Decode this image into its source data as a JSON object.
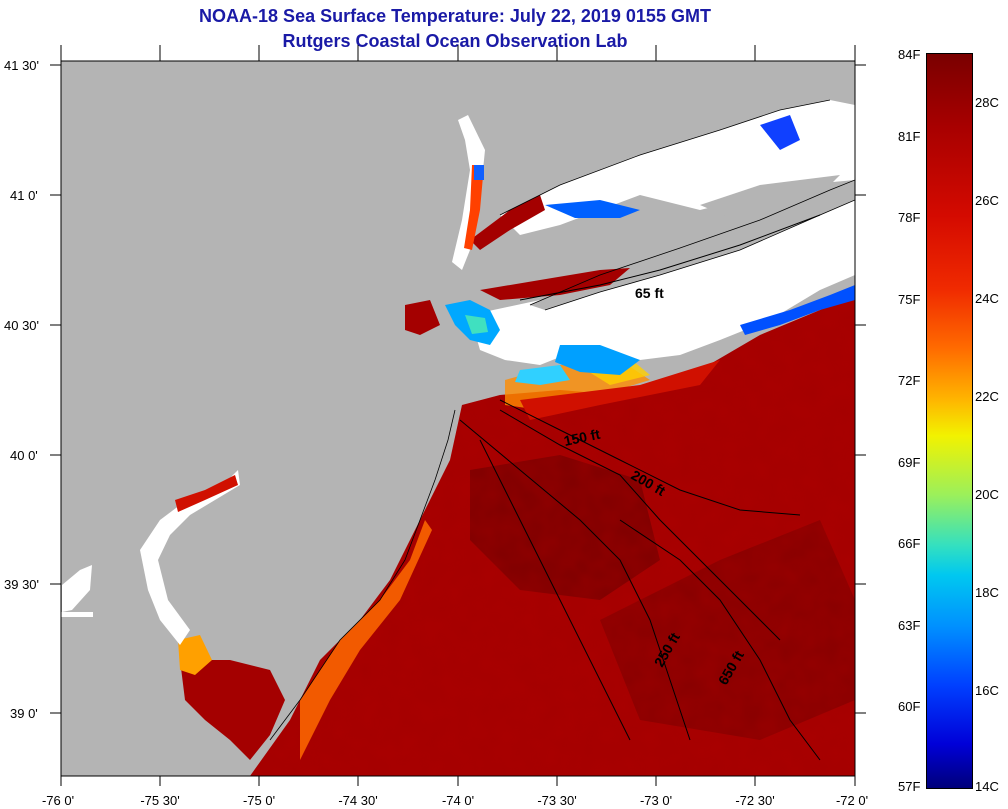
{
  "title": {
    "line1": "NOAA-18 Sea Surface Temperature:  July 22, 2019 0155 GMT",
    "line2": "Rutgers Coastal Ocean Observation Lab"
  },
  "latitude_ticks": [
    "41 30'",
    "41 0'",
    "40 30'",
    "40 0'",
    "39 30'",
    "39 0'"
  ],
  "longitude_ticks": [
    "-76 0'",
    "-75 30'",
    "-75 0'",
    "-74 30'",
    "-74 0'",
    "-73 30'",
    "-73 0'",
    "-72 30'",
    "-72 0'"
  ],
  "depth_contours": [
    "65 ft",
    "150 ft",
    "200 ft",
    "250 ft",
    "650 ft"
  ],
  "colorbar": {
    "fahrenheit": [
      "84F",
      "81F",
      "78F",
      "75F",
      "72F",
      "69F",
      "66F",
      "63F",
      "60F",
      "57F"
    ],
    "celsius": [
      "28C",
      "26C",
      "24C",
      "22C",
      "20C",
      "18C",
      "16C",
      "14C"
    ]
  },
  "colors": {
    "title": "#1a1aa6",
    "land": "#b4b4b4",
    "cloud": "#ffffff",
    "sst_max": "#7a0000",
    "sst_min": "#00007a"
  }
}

--

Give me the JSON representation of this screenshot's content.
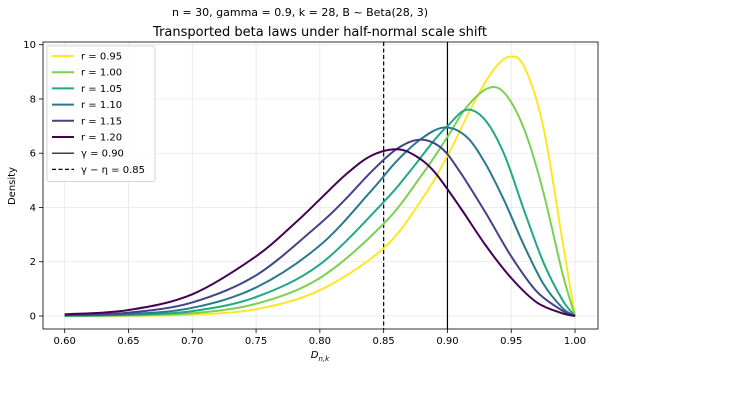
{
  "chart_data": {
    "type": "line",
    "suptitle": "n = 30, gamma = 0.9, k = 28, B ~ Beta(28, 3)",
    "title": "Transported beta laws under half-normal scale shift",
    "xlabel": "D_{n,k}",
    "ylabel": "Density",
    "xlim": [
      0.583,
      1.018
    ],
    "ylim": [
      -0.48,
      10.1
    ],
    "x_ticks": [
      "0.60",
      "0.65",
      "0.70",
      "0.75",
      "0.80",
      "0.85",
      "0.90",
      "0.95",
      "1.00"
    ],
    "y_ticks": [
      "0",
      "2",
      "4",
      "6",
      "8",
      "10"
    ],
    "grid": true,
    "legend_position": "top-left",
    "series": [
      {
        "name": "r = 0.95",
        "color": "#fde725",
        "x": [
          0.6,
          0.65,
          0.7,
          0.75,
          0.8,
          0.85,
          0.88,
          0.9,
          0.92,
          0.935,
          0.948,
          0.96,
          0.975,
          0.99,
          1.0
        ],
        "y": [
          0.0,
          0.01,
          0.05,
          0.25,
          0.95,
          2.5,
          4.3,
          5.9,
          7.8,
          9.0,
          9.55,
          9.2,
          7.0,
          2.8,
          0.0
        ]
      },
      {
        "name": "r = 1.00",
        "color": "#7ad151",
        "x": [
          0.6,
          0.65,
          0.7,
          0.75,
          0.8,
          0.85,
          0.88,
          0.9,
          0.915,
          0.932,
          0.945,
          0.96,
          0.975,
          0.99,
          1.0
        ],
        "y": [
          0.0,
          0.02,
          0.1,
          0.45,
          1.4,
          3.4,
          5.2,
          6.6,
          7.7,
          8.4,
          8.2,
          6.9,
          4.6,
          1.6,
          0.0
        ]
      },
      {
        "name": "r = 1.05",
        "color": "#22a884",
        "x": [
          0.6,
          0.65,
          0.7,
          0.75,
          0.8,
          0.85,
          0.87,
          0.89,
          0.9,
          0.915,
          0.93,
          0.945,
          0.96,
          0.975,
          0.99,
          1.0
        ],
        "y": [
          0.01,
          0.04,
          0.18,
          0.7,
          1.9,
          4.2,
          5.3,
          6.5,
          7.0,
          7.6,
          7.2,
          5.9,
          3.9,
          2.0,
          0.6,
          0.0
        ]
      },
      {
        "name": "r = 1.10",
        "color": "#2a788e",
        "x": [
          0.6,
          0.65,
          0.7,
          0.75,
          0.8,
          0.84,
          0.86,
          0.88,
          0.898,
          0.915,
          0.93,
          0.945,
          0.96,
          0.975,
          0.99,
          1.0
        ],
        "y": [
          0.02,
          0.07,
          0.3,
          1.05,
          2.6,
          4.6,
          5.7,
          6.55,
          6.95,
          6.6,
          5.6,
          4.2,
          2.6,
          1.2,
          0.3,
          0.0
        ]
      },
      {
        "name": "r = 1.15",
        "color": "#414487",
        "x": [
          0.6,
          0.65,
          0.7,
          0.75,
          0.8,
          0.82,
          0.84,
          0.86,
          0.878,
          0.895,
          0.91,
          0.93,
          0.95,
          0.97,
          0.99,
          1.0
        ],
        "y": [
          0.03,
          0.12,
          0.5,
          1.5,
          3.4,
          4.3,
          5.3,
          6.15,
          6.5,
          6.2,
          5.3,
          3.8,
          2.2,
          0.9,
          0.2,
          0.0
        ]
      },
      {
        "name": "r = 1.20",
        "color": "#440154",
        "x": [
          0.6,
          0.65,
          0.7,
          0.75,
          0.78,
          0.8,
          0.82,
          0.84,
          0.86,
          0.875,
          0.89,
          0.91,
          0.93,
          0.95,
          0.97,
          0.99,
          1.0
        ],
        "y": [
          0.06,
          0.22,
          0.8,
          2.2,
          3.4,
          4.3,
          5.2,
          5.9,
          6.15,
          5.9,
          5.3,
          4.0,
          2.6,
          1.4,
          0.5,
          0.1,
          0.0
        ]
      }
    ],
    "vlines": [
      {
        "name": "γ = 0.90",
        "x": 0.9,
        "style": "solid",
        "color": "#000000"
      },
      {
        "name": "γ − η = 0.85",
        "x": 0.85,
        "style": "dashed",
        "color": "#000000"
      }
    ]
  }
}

> _Aim_: Locate the word "this" in the data above. Copy every line carrying it.

> _Full answer_:
Decode this image into its source data as a JSON object.
Give me the JSON representation of this screenshot's content.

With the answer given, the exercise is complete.